From the entries that follow, list every line in which the string "those" appears.

[Records contained in a dataset]

====

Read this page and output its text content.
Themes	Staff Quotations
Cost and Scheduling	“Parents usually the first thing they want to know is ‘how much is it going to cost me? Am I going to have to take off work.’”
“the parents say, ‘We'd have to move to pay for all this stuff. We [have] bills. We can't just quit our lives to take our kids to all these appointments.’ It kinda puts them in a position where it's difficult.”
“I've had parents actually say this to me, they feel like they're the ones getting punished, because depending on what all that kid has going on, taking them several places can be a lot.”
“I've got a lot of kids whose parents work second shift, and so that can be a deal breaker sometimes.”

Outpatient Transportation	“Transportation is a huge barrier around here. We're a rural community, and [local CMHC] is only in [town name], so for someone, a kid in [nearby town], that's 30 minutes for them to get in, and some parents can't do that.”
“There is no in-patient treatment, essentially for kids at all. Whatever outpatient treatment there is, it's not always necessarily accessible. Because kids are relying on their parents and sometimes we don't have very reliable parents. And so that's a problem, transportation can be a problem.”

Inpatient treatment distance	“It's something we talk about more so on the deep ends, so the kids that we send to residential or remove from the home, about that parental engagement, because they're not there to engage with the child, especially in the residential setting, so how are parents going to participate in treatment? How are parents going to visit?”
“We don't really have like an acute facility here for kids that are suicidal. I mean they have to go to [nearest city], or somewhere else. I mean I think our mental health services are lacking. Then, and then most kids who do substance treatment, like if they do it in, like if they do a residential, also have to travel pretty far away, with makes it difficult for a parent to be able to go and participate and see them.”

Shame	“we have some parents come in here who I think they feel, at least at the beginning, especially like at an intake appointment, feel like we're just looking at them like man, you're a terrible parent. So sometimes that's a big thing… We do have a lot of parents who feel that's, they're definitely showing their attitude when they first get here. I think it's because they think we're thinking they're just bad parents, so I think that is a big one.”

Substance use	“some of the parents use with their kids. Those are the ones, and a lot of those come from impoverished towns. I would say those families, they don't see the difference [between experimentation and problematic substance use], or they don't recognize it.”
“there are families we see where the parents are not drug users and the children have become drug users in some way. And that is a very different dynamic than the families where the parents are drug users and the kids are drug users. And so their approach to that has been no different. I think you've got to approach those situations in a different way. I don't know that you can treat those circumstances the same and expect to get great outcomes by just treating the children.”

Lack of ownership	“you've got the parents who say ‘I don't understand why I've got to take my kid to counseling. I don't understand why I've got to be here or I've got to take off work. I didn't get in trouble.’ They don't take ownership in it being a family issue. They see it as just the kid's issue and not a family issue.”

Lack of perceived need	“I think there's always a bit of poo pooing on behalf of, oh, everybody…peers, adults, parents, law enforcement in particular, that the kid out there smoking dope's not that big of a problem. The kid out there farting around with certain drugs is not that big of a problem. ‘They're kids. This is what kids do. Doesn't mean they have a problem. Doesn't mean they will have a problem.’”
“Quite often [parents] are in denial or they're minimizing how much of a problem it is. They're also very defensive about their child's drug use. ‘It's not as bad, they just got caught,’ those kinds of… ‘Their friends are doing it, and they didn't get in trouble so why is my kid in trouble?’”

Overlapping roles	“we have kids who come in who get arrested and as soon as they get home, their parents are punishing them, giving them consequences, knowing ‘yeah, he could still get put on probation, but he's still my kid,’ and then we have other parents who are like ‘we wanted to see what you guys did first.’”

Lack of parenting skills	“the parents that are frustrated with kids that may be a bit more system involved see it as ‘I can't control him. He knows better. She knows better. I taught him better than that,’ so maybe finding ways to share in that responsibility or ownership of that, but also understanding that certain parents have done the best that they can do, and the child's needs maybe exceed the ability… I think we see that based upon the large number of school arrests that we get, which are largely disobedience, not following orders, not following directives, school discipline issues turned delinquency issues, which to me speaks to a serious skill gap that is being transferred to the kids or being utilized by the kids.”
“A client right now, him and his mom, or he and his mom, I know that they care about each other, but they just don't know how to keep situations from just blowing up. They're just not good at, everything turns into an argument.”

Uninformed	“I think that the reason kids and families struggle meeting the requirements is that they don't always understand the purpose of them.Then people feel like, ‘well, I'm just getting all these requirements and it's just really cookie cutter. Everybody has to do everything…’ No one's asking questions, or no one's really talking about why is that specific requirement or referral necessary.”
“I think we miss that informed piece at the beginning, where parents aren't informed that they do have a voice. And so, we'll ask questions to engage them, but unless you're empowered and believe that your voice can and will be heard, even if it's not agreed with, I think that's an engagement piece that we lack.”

====

- _Solution to the problem_
Substance use	“some of the parents use with their kids. Those are the ones, and a lot of those come from impoverished towns. I would say those families, they don't see the difference [between experimentation and problematic substance use], or they don't recognize it.”
“there are families we see where the parents are not drug users and the children have become drug users in some way. And that is a very different dynamic than the families where the parents are drug users and the kids are drug users. And so their approach to that has been no different. I think you've got to approach those situations in a different way. I don't know that you can treat those circumstances the same and expect to get great outcomes by just treating the children.”
“Quite often [parents] are in denial or they're minimizing how much of a problem it is. They're also very defensive about their child's drug use. ‘It's not as bad, they just got caught,’ those kinds of… ‘Their friends are doing it, and they didn't get in trouble so why is my kid in trouble?’”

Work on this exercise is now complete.